Rewrite the data from its first line up to and including the line with "python-legend-box — [337, 40, 438, 154]", changing each "networkx-bar" to "nx-bar" and leaving everything else as it is.

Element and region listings
>> begin

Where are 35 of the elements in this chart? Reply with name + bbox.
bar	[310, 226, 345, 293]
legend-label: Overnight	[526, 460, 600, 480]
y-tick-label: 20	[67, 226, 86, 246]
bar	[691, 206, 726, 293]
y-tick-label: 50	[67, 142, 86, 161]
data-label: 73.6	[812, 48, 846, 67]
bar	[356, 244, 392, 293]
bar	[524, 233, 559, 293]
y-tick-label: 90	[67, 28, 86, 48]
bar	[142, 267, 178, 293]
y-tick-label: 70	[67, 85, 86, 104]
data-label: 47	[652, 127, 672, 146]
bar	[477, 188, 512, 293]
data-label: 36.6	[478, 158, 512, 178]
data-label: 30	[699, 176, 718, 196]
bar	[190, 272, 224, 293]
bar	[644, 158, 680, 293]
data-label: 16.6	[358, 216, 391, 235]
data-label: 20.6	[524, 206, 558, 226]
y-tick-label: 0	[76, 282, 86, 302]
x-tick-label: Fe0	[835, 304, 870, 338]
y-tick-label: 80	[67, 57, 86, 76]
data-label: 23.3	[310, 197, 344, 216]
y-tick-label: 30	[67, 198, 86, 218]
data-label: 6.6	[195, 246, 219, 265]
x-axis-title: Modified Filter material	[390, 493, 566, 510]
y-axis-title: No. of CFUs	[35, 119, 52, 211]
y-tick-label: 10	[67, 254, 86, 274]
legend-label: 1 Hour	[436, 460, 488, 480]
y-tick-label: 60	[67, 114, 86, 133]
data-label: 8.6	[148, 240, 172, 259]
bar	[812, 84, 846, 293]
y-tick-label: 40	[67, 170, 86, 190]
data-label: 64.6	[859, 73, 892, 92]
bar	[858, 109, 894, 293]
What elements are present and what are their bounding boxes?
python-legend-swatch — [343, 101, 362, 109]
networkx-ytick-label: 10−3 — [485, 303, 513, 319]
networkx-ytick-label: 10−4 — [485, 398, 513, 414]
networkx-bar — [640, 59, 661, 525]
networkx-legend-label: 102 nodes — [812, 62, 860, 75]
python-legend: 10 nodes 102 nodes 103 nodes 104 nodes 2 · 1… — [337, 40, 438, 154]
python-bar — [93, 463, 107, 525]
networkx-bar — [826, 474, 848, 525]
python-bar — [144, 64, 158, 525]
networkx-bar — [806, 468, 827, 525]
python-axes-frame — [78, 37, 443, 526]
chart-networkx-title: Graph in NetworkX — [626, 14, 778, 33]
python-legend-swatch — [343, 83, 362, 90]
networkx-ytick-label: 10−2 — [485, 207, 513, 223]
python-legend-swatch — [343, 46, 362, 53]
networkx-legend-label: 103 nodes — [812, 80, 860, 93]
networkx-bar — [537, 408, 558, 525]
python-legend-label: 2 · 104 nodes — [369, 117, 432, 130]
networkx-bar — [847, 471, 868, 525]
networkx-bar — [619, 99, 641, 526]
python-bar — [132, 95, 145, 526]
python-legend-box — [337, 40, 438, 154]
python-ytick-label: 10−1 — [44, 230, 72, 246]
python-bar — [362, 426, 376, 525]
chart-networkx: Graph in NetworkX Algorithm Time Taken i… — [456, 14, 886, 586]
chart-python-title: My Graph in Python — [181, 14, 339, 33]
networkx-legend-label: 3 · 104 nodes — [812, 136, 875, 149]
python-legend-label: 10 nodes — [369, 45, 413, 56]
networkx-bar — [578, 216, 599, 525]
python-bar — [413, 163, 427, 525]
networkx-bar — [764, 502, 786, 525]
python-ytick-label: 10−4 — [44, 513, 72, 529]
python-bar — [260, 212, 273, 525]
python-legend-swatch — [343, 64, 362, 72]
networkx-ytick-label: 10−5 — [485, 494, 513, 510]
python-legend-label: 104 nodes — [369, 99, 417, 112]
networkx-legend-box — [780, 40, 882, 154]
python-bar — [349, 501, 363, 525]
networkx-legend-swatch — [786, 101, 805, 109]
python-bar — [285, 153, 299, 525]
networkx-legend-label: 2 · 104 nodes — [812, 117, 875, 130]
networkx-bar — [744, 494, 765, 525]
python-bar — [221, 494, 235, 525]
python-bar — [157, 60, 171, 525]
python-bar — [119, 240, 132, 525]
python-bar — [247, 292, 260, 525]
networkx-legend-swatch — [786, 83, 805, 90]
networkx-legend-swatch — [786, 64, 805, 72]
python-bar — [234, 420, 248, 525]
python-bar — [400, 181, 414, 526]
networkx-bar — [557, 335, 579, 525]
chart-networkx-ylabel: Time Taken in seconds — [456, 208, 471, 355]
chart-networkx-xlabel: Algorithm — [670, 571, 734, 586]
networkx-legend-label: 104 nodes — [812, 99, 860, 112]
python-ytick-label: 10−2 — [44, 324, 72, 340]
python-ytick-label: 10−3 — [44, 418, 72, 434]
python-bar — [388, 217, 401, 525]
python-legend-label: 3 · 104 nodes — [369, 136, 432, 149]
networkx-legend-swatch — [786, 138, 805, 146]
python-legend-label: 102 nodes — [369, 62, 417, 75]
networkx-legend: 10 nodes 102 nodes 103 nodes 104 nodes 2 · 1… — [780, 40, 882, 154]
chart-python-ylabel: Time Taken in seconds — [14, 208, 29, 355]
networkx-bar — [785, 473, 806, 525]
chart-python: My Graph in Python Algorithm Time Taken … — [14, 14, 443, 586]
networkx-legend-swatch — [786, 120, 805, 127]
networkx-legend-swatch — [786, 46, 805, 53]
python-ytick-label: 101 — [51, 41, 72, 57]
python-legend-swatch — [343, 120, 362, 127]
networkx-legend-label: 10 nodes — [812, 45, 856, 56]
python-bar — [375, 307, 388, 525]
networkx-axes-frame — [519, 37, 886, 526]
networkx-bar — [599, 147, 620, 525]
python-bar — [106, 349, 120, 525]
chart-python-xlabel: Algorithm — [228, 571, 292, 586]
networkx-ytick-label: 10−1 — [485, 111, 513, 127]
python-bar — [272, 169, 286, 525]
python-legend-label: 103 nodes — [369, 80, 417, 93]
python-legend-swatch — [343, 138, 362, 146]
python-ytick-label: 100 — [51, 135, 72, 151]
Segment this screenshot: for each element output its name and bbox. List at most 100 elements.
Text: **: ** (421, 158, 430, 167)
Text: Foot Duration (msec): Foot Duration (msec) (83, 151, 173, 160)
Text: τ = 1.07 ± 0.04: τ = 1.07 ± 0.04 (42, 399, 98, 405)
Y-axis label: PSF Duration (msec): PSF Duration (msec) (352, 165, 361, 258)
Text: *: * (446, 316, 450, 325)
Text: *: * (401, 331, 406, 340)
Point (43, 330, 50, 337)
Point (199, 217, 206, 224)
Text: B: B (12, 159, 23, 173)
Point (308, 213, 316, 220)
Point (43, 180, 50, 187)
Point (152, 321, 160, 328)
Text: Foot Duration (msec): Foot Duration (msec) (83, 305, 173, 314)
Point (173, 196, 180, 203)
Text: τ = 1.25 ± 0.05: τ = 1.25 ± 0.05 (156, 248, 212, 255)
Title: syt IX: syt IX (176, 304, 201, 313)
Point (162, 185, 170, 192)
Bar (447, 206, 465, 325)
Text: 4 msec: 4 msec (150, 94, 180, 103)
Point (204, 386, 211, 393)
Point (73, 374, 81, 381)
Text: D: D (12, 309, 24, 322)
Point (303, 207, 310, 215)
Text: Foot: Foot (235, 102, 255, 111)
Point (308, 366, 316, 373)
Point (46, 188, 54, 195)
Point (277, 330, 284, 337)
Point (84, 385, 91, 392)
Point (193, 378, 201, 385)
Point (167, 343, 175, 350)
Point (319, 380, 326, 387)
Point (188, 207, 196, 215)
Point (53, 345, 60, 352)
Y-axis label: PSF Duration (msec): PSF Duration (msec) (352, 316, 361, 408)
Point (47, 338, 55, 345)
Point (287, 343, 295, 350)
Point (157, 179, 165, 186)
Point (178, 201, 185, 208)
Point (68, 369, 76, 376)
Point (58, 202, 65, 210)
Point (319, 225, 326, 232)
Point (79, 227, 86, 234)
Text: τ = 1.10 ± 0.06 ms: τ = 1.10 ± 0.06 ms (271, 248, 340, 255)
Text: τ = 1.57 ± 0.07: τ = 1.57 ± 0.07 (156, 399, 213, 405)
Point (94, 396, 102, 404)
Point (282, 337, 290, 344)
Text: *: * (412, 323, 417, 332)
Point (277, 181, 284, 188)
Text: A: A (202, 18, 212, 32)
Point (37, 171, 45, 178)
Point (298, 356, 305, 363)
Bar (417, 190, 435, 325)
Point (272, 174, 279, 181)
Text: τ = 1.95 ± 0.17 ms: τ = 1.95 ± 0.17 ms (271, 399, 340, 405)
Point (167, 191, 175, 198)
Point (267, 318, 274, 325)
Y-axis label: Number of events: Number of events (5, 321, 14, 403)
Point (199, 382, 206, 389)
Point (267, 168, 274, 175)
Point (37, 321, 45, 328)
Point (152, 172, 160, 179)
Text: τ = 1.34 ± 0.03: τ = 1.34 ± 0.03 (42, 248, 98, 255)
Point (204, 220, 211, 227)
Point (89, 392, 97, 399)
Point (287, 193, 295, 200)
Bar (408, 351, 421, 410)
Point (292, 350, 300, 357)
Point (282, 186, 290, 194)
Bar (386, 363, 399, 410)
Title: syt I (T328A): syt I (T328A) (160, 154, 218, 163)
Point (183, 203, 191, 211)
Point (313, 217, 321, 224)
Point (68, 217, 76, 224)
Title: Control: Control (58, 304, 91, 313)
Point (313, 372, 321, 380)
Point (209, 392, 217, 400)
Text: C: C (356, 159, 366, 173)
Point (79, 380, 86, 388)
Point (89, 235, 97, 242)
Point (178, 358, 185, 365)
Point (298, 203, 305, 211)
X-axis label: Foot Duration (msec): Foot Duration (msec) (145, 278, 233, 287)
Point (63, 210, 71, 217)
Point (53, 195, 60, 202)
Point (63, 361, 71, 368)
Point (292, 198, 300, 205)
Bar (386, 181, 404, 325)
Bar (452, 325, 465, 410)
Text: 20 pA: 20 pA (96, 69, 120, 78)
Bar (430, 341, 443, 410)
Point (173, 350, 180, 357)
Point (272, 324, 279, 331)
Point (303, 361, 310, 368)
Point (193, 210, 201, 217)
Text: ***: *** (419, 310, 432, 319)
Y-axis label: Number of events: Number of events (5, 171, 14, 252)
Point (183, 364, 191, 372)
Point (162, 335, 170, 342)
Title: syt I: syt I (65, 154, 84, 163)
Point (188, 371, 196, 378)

>> end

Response:
Where are 35 of the elements in this chart? Reply with name + bbox.
bar	[310, 226, 345, 293]
legend-label: Overnight	[526, 460, 600, 480]
y-tick-label: 20	[67, 226, 86, 246]
bar	[691, 206, 726, 293]
y-tick-label: 50	[67, 142, 86, 161]
data-label: 73.6	[812, 48, 846, 67]
bar	[356, 244, 392, 293]
bar	[524, 233, 559, 293]
y-tick-label: 90	[67, 28, 86, 48]
bar	[142, 267, 178, 293]
y-tick-label: 70	[67, 85, 86, 104]
data-label: 47	[652, 127, 672, 146]
bar	[477, 188, 512, 293]
data-label: 36.6	[478, 158, 512, 178]
data-label: 30	[699, 176, 718, 196]
bar	[190, 272, 224, 293]
bar	[644, 158, 680, 293]
data-label: 16.6	[358, 216, 391, 235]
data-label: 20.6	[524, 206, 558, 226]
y-tick-label: 0	[76, 282, 86, 302]
x-tick-label: Fe0	[835, 304, 870, 338]
y-tick-label: 80	[67, 57, 86, 76]
data-label: 23.3	[310, 197, 344, 216]
y-tick-label: 30	[67, 198, 86, 218]
data-label: 6.6	[195, 246, 219, 265]
x-axis-title: Modified Filter material	[390, 493, 566, 510]
y-axis-title: No. of CFUs	[35, 119, 52, 211]
y-tick-label: 10	[67, 254, 86, 274]
legend-label: 1 Hour	[436, 460, 488, 480]
y-tick-label: 60	[67, 114, 86, 133]
data-label: 8.6	[148, 240, 172, 259]
bar	[812, 84, 846, 293]
y-tick-label: 40	[67, 170, 86, 190]
data-label: 64.6	[859, 73, 892, 92]
bar	[858, 109, 894, 293]
What elements are present and what are their bounding boxes?
python-legend-swatch — [343, 101, 362, 109]
networkx-ytick-label: 10−3 — [485, 303, 513, 319]
networkx-ytick-label: 10−4 — [485, 398, 513, 414]
nx-bar — [640, 59, 661, 525]
networkx-legend-label: 102 nodes — [812, 62, 860, 75]
python-legend: 10 nodes 102 nodes 103 nodes 104 nodes 2 · 1… — [337, 40, 438, 154]
python-bar — [93, 463, 107, 525]
nx-bar — [826, 474, 848, 525]
python-bar — [144, 64, 158, 525]
nx-bar — [806, 468, 827, 525]
python-axes-frame — [78, 37, 443, 526]
chart-networkx-title: Graph in NetworkX — [626, 14, 778, 33]
python-legend-swatch — [343, 83, 362, 90]
networkx-ytick-label: 10−2 — [485, 207, 513, 223]
python-legend-swatch — [343, 46, 362, 53]
networkx-legend-label: 103 nodes — [812, 80, 860, 93]
nx-bar — [537, 408, 558, 525]
python-legend-label: 2 · 104 nodes — [369, 117, 432, 130]
nx-bar — [847, 471, 868, 525]
nx-bar — [619, 99, 641, 526]
python-bar — [132, 95, 145, 526]
python-legend-box — [337, 40, 438, 154]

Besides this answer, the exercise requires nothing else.